Dataset entries:

::::::::::

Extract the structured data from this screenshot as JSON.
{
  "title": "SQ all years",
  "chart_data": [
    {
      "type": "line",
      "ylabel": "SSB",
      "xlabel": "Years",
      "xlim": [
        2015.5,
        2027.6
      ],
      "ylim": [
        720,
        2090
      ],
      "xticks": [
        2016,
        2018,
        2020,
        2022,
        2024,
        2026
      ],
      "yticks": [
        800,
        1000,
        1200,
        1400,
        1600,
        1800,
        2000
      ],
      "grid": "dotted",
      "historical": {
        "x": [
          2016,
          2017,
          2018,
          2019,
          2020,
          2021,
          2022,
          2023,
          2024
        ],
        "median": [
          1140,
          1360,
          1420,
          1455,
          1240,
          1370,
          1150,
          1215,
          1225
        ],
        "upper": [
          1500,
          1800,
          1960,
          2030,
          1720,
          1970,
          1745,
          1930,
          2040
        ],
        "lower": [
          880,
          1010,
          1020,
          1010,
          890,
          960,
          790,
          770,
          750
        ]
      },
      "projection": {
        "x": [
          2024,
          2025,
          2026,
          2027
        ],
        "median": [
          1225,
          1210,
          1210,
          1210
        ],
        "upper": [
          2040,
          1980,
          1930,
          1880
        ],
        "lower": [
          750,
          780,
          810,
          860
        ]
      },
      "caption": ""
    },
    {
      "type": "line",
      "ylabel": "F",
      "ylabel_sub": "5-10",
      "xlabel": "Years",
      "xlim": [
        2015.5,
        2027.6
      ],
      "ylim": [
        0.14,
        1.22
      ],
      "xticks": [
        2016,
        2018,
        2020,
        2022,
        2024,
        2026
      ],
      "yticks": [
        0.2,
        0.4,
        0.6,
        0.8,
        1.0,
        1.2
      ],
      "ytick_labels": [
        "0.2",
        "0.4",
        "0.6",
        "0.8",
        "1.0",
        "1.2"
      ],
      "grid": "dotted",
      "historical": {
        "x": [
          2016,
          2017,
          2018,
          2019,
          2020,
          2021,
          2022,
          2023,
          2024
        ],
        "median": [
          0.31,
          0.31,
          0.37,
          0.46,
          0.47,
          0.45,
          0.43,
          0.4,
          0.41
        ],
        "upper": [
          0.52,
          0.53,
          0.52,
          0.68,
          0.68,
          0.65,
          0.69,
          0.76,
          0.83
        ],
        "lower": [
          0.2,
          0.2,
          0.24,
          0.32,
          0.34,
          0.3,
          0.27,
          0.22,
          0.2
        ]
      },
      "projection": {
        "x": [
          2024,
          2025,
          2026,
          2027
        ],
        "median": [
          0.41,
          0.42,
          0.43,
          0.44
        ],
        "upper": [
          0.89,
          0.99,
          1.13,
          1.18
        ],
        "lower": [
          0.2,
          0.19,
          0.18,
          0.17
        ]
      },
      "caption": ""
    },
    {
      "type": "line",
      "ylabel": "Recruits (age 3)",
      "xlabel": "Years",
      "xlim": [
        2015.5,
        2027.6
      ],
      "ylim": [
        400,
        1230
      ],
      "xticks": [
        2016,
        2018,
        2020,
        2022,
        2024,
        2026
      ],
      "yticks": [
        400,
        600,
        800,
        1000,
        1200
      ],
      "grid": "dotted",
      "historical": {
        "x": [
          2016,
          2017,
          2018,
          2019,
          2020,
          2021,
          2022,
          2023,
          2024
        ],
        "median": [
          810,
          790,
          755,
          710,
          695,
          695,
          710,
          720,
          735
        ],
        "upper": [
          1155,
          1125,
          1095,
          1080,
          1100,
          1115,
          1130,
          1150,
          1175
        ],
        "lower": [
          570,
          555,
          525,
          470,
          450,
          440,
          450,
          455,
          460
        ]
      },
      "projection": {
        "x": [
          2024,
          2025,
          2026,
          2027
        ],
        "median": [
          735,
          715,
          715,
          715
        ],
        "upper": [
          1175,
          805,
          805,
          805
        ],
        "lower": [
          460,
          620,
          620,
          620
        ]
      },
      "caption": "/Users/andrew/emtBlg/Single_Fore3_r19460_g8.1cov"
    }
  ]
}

::::::::::

Instructions for the task: Quote each line above in full, word for word.

Correct response:
Extract the structured data from this screenshot as JSON.
{
  "title": "SQ all years",
  "chart_data": [
    {
      "type": "line",
      "ylabel": "SSB",
      "xlabel": "Years",
      "xlim": [
        2015.5,
        2027.6
      ],
      "ylim": [
        720,
        2090
      ],
      "xticks": [
        2016,
        2018,
        2020,
        2022,
        2024,
        2026
      ],
      "yticks": [
        800,
        1000,
        1200,
        1400,
        1600,
        1800,
        2000
      ],
      "grid": "dotted",
      "historical": {
        "x": [
          2016,
          2017,
          2018,
          2019,
          2020,
          2021,
          2022,
          2023,
          2024
        ],
        "median": [
          1140,
          1360,
          1420,
          1455,
          1240,
          1370,
          1150,
          1215,
          1225
        ],
        "upper": [
          1500,
          1800,
          1960,
          2030,
          1720,
          1970,
          1745,
          1930,
          2040
        ],
        "lower": [
          880,
          1010,
          1020,
          1010,
          890,
          960,
          790,
          770,
          750
        ]
      },
      "projection": {
        "x": [
          2024,
          2025,
          2026,
          2027
        ],
        "median": [
          1225,
          1210,
          1210,
          1210
        ],
        "upper": [
          2040,
          1980,
          1930,
          1880
        ],
        "lower": [
          750,
          780,
          810,
          860
        ]
      },
      "caption": ""
    },
    {
      "type": "line",
      "ylabel": "F",
      "ylabel_sub": "5-10",
      "xlabel": "Years",
      "xlim": [
        2015.5,
        2027.6
      ],
      "ylim": [
        0.14,
        1.22
      ],
      "xticks": [
        2016,
        2018,
        2020,
        2022,
        2024,
        2026
      ],
      "yticks": [
        0.2,
        0.4,
        0.6,
        0.8,
        1.0,
        1.2
      ],
      "ytick_labels": [
        "0.2",
        "0.4",
        "0.6",
        "0.8",
        "1.0",
        "1.2"
      ],
      "grid": "dotted",
      "historical": {
        "x": [
          2016,
          2017,
          2018,
          2019,
          2020,
          2021,
          2022,
          2023,
          2024
        ],
        "median": [
          0.31,
          0.31,
          0.37,
          0.46,
          0.47,
          0.45,
          0.43,
          0.4,
          0.41
        ],
        "upper": [
          0.52,
          0.53,
          0.52,
          0.68,
          0.68,
          0.65,
          0.69,
          0.76,
          0.83
        ],
        "lower": [
          0.2,
          0.2,
          0.24,
          0.32,
          0.34,
          0.3,
          0.27,
          0.22,
          0.2
        ]
      },
      "projection": {
        "x": [
          2024,
          2025,
          2026,
          2027
        ],
        "median": [
          0.41,
          0.42,
          0.43,
          0.44
        ],
        "upper": [
          0.89,
          0.99,
          1.13,
          1.18
        ],
        "lower": [
          0.2,
          0.19,
          0.18,
          0.17
        ]
      },
      "caption": ""
    },
    {
      "type": "line",
      "ylabel": "Recruits (age 3)",
      "xlabel": "Years",
      "xlim": [
        2015.5,
        2027.6
      ],
      "ylim": [
        400,
        1230
      ],
      "xticks": [
        2016,
        2018,
        2020,
        2022,
        2024,
        2026
      ],
      "yticks": [
        400,
        600,
        800,
        1000,
        1200
      ],
      "grid": "dotted",
      "historical": {
        "x": [
          2016,
          2017,
          2018,
          2019,
          2020,
          2021,
          2022,
          2023,
          2024
        ],
        "median": [
          810,
          790,
          755,
          710,
          695,
          695,
          710,
          720,
          735
        ],
        "upper": [
          1155,
          1125,
          1095,
          1080,
          1100,
          1115,
          1130,
          1150,
          1175
        ],
        "lower": [
          570,
          555,
          525,
          470,
          450,
          440,
          450,
          455,
          460
        ]
      },
      "projection": {
        "x": [
          2024,
          2025,
          2026,
          2027
        ],
        "median": [
          735,
          715,
          715,
          715
        ],
        "upper": [
          1175,
          805,
          805,
          805
        ],
        "lower": [
          460,
          620,
          620,
          620
        ]
      },
      "caption": "/Users/andrew/emtBlg/Single_Fore3_r19460_g8.1cov"
    }
  ]
}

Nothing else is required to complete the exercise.